Below is the data. Give it again, complete and exact.

====== RECORDS SHOWN ======

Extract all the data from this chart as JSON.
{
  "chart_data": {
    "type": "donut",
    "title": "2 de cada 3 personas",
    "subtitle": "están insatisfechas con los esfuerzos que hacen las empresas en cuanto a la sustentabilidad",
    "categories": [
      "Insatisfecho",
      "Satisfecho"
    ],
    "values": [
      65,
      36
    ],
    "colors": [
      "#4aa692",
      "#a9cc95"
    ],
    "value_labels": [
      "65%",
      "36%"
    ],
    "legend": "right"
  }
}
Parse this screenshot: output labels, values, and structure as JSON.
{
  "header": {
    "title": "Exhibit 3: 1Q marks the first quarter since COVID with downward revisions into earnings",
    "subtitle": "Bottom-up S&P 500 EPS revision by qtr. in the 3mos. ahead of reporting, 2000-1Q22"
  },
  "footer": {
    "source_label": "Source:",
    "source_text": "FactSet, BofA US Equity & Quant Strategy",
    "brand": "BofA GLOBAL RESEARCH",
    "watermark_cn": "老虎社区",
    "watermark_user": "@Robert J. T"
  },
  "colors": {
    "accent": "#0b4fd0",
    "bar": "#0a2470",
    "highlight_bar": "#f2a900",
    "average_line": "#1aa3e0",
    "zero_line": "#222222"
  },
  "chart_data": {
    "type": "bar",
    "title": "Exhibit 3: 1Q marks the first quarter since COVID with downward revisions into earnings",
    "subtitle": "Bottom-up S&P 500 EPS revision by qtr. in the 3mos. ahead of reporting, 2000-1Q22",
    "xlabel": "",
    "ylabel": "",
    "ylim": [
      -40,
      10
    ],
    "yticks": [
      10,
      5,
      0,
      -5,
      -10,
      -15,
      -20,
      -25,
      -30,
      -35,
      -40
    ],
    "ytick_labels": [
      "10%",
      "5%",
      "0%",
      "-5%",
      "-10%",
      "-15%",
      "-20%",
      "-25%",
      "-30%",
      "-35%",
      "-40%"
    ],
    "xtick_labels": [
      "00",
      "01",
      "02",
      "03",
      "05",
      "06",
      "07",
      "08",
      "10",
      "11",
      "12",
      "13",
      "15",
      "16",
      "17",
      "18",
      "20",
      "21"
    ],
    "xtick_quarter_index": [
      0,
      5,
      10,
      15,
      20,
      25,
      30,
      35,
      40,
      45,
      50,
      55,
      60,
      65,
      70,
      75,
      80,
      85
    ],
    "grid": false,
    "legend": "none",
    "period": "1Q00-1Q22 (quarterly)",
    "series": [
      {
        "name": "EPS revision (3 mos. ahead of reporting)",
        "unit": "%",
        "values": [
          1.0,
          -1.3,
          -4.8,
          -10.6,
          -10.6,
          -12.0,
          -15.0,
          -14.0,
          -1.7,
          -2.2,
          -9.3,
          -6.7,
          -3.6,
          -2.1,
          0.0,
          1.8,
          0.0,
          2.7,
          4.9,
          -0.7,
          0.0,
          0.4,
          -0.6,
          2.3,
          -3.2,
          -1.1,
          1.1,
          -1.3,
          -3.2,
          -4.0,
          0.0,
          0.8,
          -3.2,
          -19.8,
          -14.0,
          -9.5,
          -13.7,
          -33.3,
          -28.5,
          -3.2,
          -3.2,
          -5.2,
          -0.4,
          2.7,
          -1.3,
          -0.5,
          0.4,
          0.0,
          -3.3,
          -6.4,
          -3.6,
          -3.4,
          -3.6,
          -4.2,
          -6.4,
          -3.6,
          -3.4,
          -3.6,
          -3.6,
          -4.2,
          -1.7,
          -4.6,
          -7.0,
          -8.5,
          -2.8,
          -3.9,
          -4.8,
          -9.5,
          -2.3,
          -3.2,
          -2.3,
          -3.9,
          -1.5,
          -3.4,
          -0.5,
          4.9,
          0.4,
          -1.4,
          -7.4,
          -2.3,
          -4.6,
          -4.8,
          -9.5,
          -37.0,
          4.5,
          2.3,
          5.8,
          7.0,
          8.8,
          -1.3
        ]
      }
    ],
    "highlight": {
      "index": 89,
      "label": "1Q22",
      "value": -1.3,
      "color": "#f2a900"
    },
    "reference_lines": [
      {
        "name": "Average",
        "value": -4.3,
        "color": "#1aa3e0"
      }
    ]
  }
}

======

RESULT FOR THIS EXERCISE
Extract all the data from this chart as JSON.
{
  "chart_data": {
    "type": "donut",
    "title": "2 de cada 3 personas",
    "subtitle": "están insatisfechas con los esfuerzos que hacen las empresas en cuanto a la sustentabilidad",
    "categories": [
      "Insatisfecho",
      "Satisfecho"
    ],
    "values": [
      65,
      36
    ],
    "colors": [
      "#4aa692",
      "#a9cc95"
    ],
    "value_labels": [
      "65%",
      "36%"
    ],
    "legend": "right"
  }
}
Parse this screenshot: output labels, values, and structure as JSON.
{
  "header": {
    "title": "Exhibit 3: 1Q marks the first quarter since COVID with downward revisions into earnings",
    "subtitle": "Bottom-up S&P 500 EPS revision by qtr. in the 3mos. ahead of reporting, 2000-1Q22"
  },
  "footer": {
    "source_label": "Source:",
    "source_text": "FactSet, BofA US Equity & Quant Strategy",
    "brand": "BofA GLOBAL RESEARCH",
    "watermark_cn": "老虎社区",
    "watermark_user": "@Robert J. T"
  },
  "colors": {
    "accent": "#0b4fd0",
    "bar": "#0a2470",
    "highlight_bar": "#f2a900",
    "average_line": "#1aa3e0",
    "zero_line": "#222222"
  },
  "chart_data": {
    "type": "bar",
    "title": "Exhibit 3: 1Q marks the first quarter since COVID with downward revisions into earnings",
    "subtitle": "Bottom-up S&P 500 EPS revision by qtr. in the 3mos. ahead of reporting, 2000-1Q22",
    "xlabel": "",
    "ylabel": "",
    "ylim": [
      -40,
      10
    ],
    "yticks": [
      10,
      5,
      0,
      -5,
      -10,
      -15,
      -20,
      -25,
      -30,
      -35,
      -40
    ],
    "ytick_labels": [
      "10%",
      "5%",
      "0%",
      "-5%",
      "-10%",
      "-15%",
      "-20%",
      "-25%",
      "-30%",
      "-35%",
      "-40%"
    ],
    "xtick_labels": [
      "00",
      "01",
      "02",
      "03",
      "05",
      "06",
      "07",
      "08",
      "10",
      "11",
      "12",
      "13",
      "15",
      "16",
      "17",
      "18",
      "20",
      "21"
    ],
    "xtick_quarter_index": [
      0,
      5,
      10,
      15,
      20,
      25,
      30,
      35,
      40,
      45,
      50,
      55,
      60,
      65,
      70,
      75,
      80,
      85
    ],
    "grid": false,
    "legend": "none",
    "period": "1Q00-1Q22 (quarterly)",
    "series": [
      {
        "name": "EPS revision (3 mos. ahead of reporting)",
        "unit": "%",
        "values": [
          1.0,
          -1.3,
          -4.8,
          -10.6,
          -10.6,
          -12.0,
          -15.0,
          -14.0,
          -1.7,
          -2.2,
          -9.3,
          -6.7,
          -3.6,
          -2.1,
          0.0,
          1.8,
          0.0,
          2.7,
          4.9,
          -0.7,
          0.0,
          0.4,
          -0.6,
          2.3,
          -3.2,
          -1.1,
          1.1,
          -1.3,
          -3.2,
          -4.0,
          0.0,
          0.8,
          -3.2,
          -19.8,
          -14.0,
          -9.5,
          -13.7,
          -33.3,
          -28.5,
          -3.2,
          -3.2,
          -5.2,
          -0.4,
          2.7,
          -1.3,
          -0.5,
          0.4,
          0.0,
          -3.3,
          -6.4,
          -3.6,
          -3.4,
          -3.6,
          -4.2,
          -6.4,
          -3.6,
          -3.4,
          -3.6,
          -3.6,
          -4.2,
          -1.7,
          -4.6,
          -7.0,
          -8.5,
          -2.8,
          -3.9,
          -4.8,
          -9.5,
          -2.3,
          -3.2,
          -2.3,
          -3.9,
          -1.5,
          -3.4,
          -0.5,
          4.9,
          0.4,
          -1.4,
          -7.4,
          -2.3,
          -4.6,
          -4.8,
          -9.5,
          -37.0,
          4.5,
          2.3,
          5.8,
          7.0,
          8.8,
          -1.3
        ]
      }
    ],
    "highlight": {
      "index": 89,
      "label": "1Q22",
      "value": -1.3,
      "color": "#f2a900"
    },
    "reference_lines": [
      {
        "name": "Average",
        "value": -4.3,
        "color": "#1aa3e0"
      }
    ]
  }
}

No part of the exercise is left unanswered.